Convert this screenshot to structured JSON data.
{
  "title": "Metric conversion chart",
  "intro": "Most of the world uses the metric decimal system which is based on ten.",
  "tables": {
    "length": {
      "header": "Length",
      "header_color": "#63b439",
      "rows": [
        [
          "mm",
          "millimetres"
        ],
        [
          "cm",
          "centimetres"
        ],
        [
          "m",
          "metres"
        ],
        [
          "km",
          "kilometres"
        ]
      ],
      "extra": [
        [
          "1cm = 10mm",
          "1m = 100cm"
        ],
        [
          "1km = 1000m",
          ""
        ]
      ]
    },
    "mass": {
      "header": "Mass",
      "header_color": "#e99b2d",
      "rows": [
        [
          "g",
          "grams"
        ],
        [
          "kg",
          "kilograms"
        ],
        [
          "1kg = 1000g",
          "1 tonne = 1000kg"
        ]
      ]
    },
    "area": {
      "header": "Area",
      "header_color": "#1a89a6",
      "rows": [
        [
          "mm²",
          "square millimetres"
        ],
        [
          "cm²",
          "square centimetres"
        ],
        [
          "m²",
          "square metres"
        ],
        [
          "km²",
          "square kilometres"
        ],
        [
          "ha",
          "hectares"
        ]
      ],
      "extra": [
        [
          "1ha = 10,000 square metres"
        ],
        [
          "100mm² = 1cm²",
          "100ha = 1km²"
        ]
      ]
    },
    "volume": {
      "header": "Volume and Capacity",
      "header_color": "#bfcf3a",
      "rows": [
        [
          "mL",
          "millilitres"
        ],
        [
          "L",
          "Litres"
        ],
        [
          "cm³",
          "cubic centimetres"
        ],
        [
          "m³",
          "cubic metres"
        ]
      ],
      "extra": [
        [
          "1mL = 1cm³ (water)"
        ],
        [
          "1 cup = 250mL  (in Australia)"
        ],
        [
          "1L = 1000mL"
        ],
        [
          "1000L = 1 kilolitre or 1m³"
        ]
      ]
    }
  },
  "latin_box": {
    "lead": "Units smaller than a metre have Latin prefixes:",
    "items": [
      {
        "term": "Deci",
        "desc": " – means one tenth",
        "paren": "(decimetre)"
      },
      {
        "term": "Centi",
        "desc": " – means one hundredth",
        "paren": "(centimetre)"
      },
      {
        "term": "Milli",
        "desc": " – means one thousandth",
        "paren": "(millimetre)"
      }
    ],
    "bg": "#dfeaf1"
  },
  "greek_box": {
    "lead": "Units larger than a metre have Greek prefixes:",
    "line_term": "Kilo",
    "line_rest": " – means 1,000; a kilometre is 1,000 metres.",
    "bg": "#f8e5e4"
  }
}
- - - - - - -
Request
Set down each entry again, unchanged.

Response below
Convert this screenshot to structured JSON data.
{
  "title": "Metric conversion chart",
  "intro": "Most of the world uses the metric decimal system which is based on ten.",
  "tables": {
    "length": {
      "header": "Length",
      "header_color": "#63b439",
      "rows": [
        [
          "mm",
          "millimetres"
        ],
        [
          "cm",
          "centimetres"
        ],
        [
          "m",
          "metres"
        ],
        [
          "km",
          "kilometres"
        ]
      ],
      "extra": [
        [
          "1cm = 10mm",
          "1m = 100cm"
        ],
        [
          "1km = 1000m",
          ""
        ]
      ]
    },
    "mass": {
      "header": "Mass",
      "header_color": "#e99b2d",
      "rows": [
        [
          "g",
          "grams"
        ],
        [
          "kg",
          "kilograms"
        ],
        [
          "1kg = 1000g",
          "1 tonne = 1000kg"
        ]
      ]
    },
    "area": {
      "header": "Area",
      "header_color": "#1a89a6",
      "rows": [
        [
          "mm²",
          "square millimetres"
        ],
        [
          "cm²",
          "square centimetres"
        ],
        [
          "m²",
          "square metres"
        ],
        [
          "km²",
          "square kilometres"
        ],
        [
          "ha",
          "hectares"
        ]
      ],
      "extra": [
        [
          "1ha = 10,000 square metres"
        ],
        [
          "100mm² = 1cm²",
          "100ha = 1km²"
        ]
      ]
    },
    "volume": {
      "header": "Volume and Capacity",
      "header_color": "#bfcf3a",
      "rows": [
        [
          "mL",
          "millilitres"
        ],
        [
          "L",
          "Litres"
        ],
        [
          "cm³",
          "cubic centimetres"
        ],
        [
          "m³",
          "cubic metres"
        ]
      ],
      "extra": [
        [
          "1mL = 1cm³ (water)"
        ],
        [
          "1 cup = 250mL  (in Australia)"
        ],
        [
          "1L = 1000mL"
        ],
        [
          "1000L = 1 kilolitre or 1m³"
        ]
      ]
    }
  },
  "latin_box": {
    "lead": "Units smaller than a metre have Latin prefixes:",
    "items": [
      {
        "term": "Deci",
        "desc": " – means one tenth",
        "paren": "(decimetre)"
      },
      {
        "term": "Centi",
        "desc": " – means one hundredth",
        "paren": "(centimetre)"
      },
      {
        "term": "Milli",
        "desc": " – means one thousandth",
        "paren": "(millimetre)"
      }
    ],
    "bg": "#dfeaf1"
  },
  "greek_box": {
    "lead": "Units larger than a metre have Greek prefixes:",
    "line_term": "Kilo",
    "line_rest": " – means 1,000; a kilometre is 1,000 metres.",
    "bg": "#f8e5e4"
  }
}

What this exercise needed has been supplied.